>> begin

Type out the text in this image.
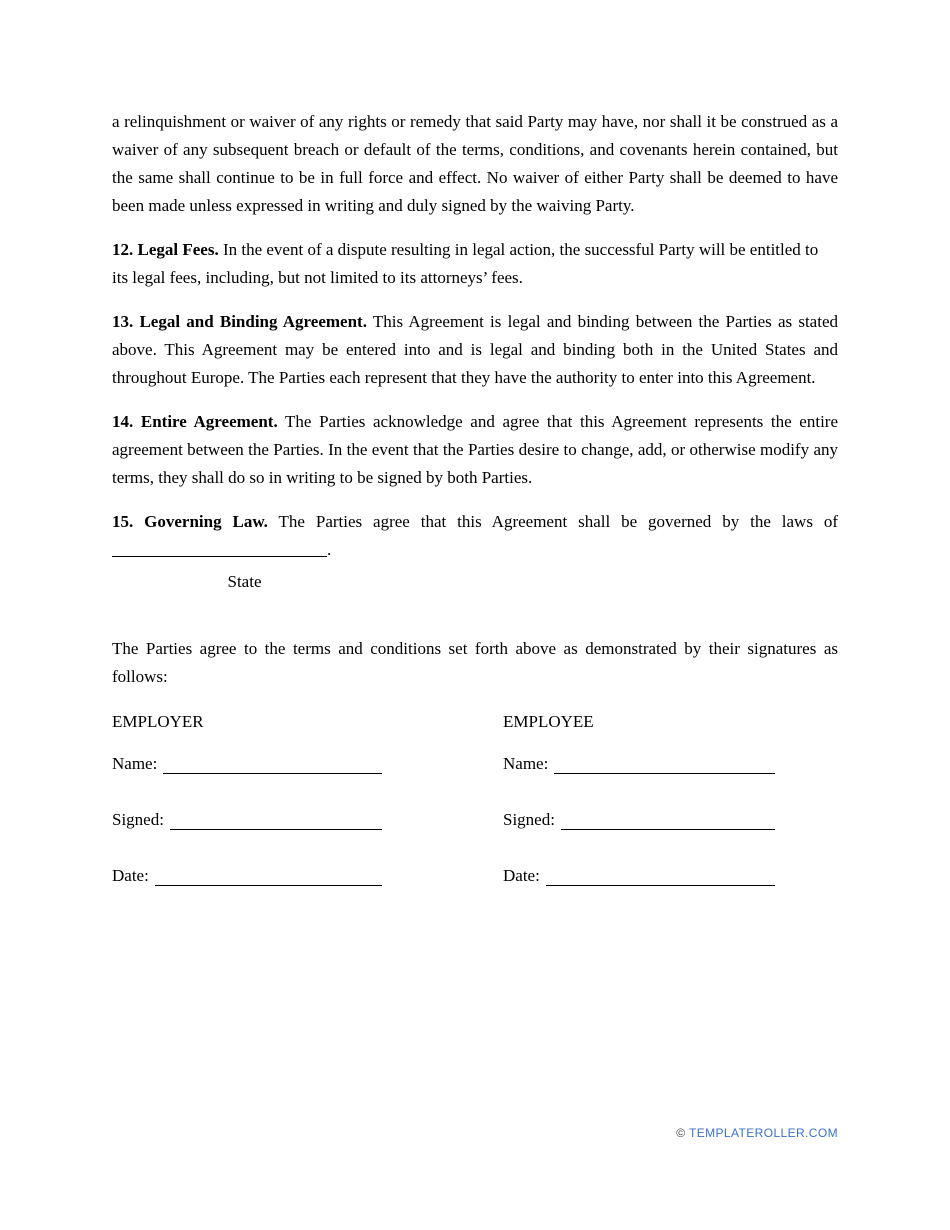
a relinquishment or waiver of any rights or remedy that said Party may have, nor shall it be construed as a waiver of any subsequent breach or default of the terms, conditions, and covenants herein contained, but the same shall continue to be in full force and effect. No waiver of either Party shall be deemed to have been made unless expressed in writing and duly signed by the waiving Party.

12. Legal Fees. In the event of a dispute resulting in legal action, the successful Party will be entitled to its legal fees, including, but not limited to its attorneys’ fees.

13. Legal and Binding Agreement. This Agreement is legal and binding between the Parties as stated above. This Agreement may be entered into and is legal and binding both in the United States and throughout Europe. The Parties each represent that they have the authority to enter into this Agreement.

14. Entire Agreement. The Parties acknowledge and agree that this Agreement represents the entire agreement between the Parties. In the event that the Parties desire to change, add, or otherwise modify any terms, they shall do so in writing to be signed by both Parties.

15. Governing Law. The Parties agree that this Agreement shall be governed by the laws of .

State

The Parties agree to the terms and conditions set forth above as demonstrated by their signatures as follows:

EMPLOYER
Name:
Signed:
Date:
EMPLOYEE
Name:
Signed:
Date:
© TEMPLATEROLLER.COM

>> end

▸ Aim: In the entries above, count each line that holds "this". Give the total and nothing else.

▸ Answer in full: 4